§ **Given task**
Transcribe all of the material exactly. Any picture in it should be left out.

§ **Provided records**

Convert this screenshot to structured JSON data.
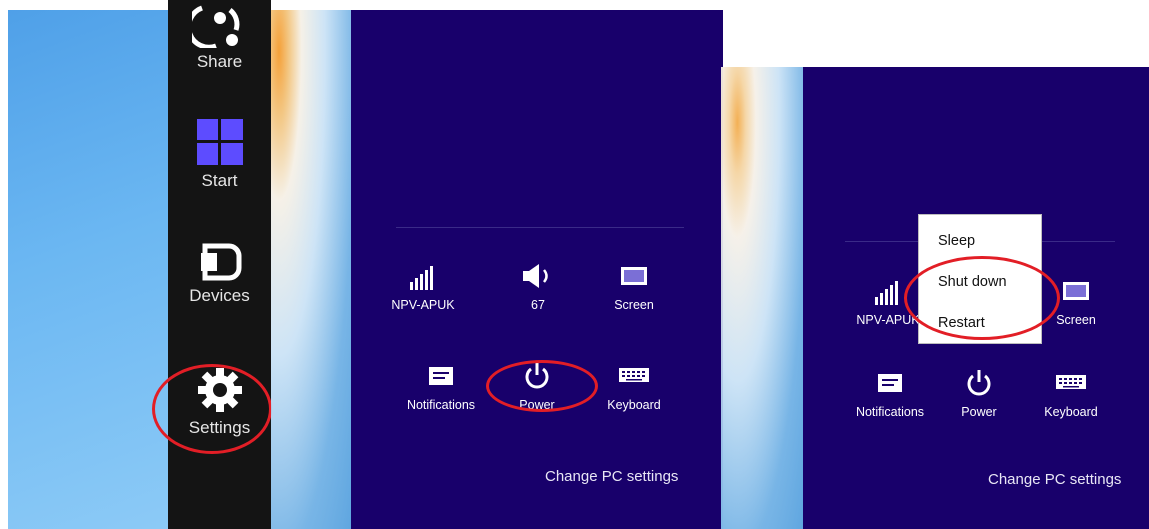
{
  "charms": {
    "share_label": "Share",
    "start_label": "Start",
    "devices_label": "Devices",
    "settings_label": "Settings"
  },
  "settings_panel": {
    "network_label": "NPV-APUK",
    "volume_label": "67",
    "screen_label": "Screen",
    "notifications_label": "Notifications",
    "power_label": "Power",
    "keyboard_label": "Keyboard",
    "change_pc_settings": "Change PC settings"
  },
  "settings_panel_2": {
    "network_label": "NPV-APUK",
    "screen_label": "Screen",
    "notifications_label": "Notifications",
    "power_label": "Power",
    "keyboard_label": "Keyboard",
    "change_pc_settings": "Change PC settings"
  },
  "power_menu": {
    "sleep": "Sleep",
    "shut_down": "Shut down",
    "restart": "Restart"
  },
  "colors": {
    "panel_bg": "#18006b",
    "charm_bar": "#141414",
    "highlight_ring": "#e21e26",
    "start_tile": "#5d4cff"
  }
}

§ **Written reply**
Convert this screenshot to structured JSON data.
{
  "charms": {
    "share_label": "Share",
    "start_label": "Start",
    "devices_label": "Devices",
    "settings_label": "Settings"
  },
  "settings_panel": {
    "network_label": "NPV-APUK",
    "volume_label": "67",
    "screen_label": "Screen",
    "notifications_label": "Notifications",
    "power_label": "Power",
    "keyboard_label": "Keyboard",
    "change_pc_settings": "Change PC settings"
  },
  "settings_panel_2": {
    "network_label": "NPV-APUK",
    "screen_label": "Screen",
    "notifications_label": "Notifications",
    "power_label": "Power",
    "keyboard_label": "Keyboard",
    "change_pc_settings": "Change PC settings"
  },
  "power_menu": {
    "sleep": "Sleep",
    "shut_down": "Shut down",
    "restart": "Restart"
  },
  "colors": {
    "panel_bg": "#18006b",
    "charm_bar": "#141414",
    "highlight_ring": "#e21e26",
    "start_tile": "#5d4cff"
  }
}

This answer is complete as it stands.